WRITTEN EXERCISE ->
Restate each line word for word. Leave out every picture.

RECORD LIST ->
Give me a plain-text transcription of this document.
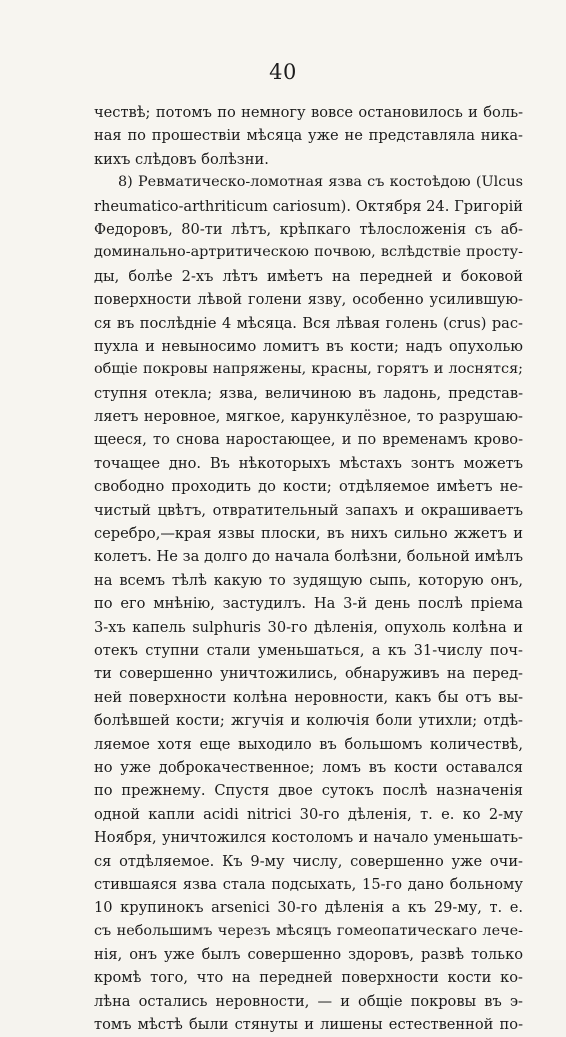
40
чествѣ; потомъ по немногу вовсе остановилось и боль-
ная по прошествіи мѣсяца уже не представляла ника-
кихъ слѣдовъ болѣзни.
8) Ревматическо-ломотная язва съ костоѣдою (Ulcus
rheumatico-arthriticum cariosum). Октября 24. Григорій
Федоровъ, 80-ти лѣтъ, крѣпкаго тѣлосложенія съ аб-
доминально-артритическою почвою, вслѣдствіе просту-
ды, болѣе 2-хъ лѣтъ имѣетъ на передней и боковой
поверхности лѣвой голени язву, особенно усилившую-
ся въ послѣдніе 4 мѣсяца. Вся лѣвая голень (crus) рас-
пухла и невыносимо ломитъ въ кости; надъ опухолью
общіе покровы напряжены, красны, горятъ и лоснятся;
ступня отекла; язва, величиною въ ладонь, представ-
ляетъ неровное, мягкое, карункулёзное, то разрушаю-
щееся, то снова наростающее, и по временамъ крово-
точащее дно. Въ нѣкоторыхъ мѣстахъ зонтъ можетъ
свободно проходить до кости; отдѣляемое имѣетъ не-
чистый цвѣтъ, отвратительный запахъ и окрашиваетъ
серебро,—края язвы плоски, въ нихъ сильно жжетъ и
колетъ. Не за долго до начала болѣзни, больной имѣлъ
на всемъ тѣлѣ какую то зудящую сыпь, которую онъ,
по его мнѣнію, застудилъ. На 3-й день послѣ пріема
3-хъ капель sulphuris 30-го дѣленія, опухоль колѣна и
отекъ ступни стали уменьшаться, а къ 31-числу поч-
ти совершенно уничтожились, обнаруживъ на перед-
ней поверхности колѣна неровности, какъ бы отъ вы-
болѣвшей кости; жгучія и колючія боли утихли; отдѣ-
ляемое хотя еще выходило въ большомъ количествѣ,
но уже доброкачественное; ломъ въ кости оставался
по прежнему. Спустя двое сутокъ послѣ назначенія
одной капли acidi nitrici 30-го дѣленія, т. е. ко 2-му
Ноября, уничтожился костоломъ и начало уменьшать-
ся отдѣляемое. Къ 9-му числу, совершенно уже очи-
стившаяся язва стала подсыхать, 15-го дано больному
10 крупинокъ arsenici 30-го дѣленія а къ 29-му, т. е.
съ небольшимъ черезъ мѣсяцъ гомеопатическаго лече-
нія, онъ уже былъ совершенно здоровъ, развѣ только
кромѣ того, что на передней поверхности кости ко-
лѣна остались неровности, — и общіе покровы въ э-
томъ мѣстѣ были стянуты и лишены естественной по-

RESPONSE TO THIS TASK ->
Give me a plain-text transcription of this document.
40
чествѣ; потомъ по немногу вовсе остановилось и боль-
ная по прошествіи мѣсяца уже не представляла ника-
кихъ слѣдовъ болѣзни.
8) Ревматическо-ломотная язва съ костоѣдою (Ulcus
rheumatico-arthriticum cariosum). Октября 24. Григорій
Федоровъ, 80-ти лѣтъ, крѣпкаго тѣлосложенія съ аб-
доминально-артритическою почвою, вслѣдствіе просту-
ды, болѣе 2-хъ лѣтъ имѣетъ на передней и боковой
поверхности лѣвой голени язву, особенно усилившую-
ся въ послѣдніе 4 мѣсяца. Вся лѣвая голень (crus) рас-
пухла и невыносимо ломитъ въ кости; надъ опухолью
общіе покровы напряжены, красны, горятъ и лоснятся;
ступня отекла; язва, величиною въ ладонь, представ-
ляетъ неровное, мягкое, карункулёзное, то разрушаю-
щееся, то снова наростающее, и по временамъ крово-
точащее дно. Въ нѣкоторыхъ мѣстахъ зонтъ можетъ
свободно проходить до кости; отдѣляемое имѣетъ не-
чистый цвѣтъ, отвратительный запахъ и окрашиваетъ
серебро,—края язвы плоски, въ нихъ сильно жжетъ и
колетъ. Не за долго до начала болѣзни, больной имѣлъ
на всемъ тѣлѣ какую то зудящую сыпь, которую онъ,
по его мнѣнію, застудилъ. На 3-й день послѣ пріема
3-хъ капель sulphuris 30-го дѣленія, опухоль колѣна и
отекъ ступни стали уменьшаться, а къ 31-числу поч-
ти совершенно уничтожились, обнаруживъ на перед-
ней поверхности колѣна неровности, какъ бы отъ вы-
болѣвшей кости; жгучія и колючія боли утихли; отдѣ-
ляемое хотя еще выходило въ большомъ количествѣ,
но уже доброкачественное; ломъ въ кости оставался
по прежнему. Спустя двое сутокъ послѣ назначенія
одной капли acidi nitrici 30-го дѣленія, т. е. ко 2-му
Ноября, уничтожился костоломъ и начало уменьшать-
ся отдѣляемое. Къ 9-му числу, совершенно уже очи-
стившаяся язва стала подсыхать, 15-го дано больному
10 крупинокъ arsenici 30-го дѣленія а къ 29-му, т. е.
съ небольшимъ черезъ мѣсяцъ гомеопатическаго лече-
нія, онъ уже былъ совершенно здоровъ, развѣ только
кромѣ того, что на передней поверхности кости ко-
лѣна остались неровности, — и общіе покровы въ э-
томъ мѣстѣ были стянуты и лишены естественной по-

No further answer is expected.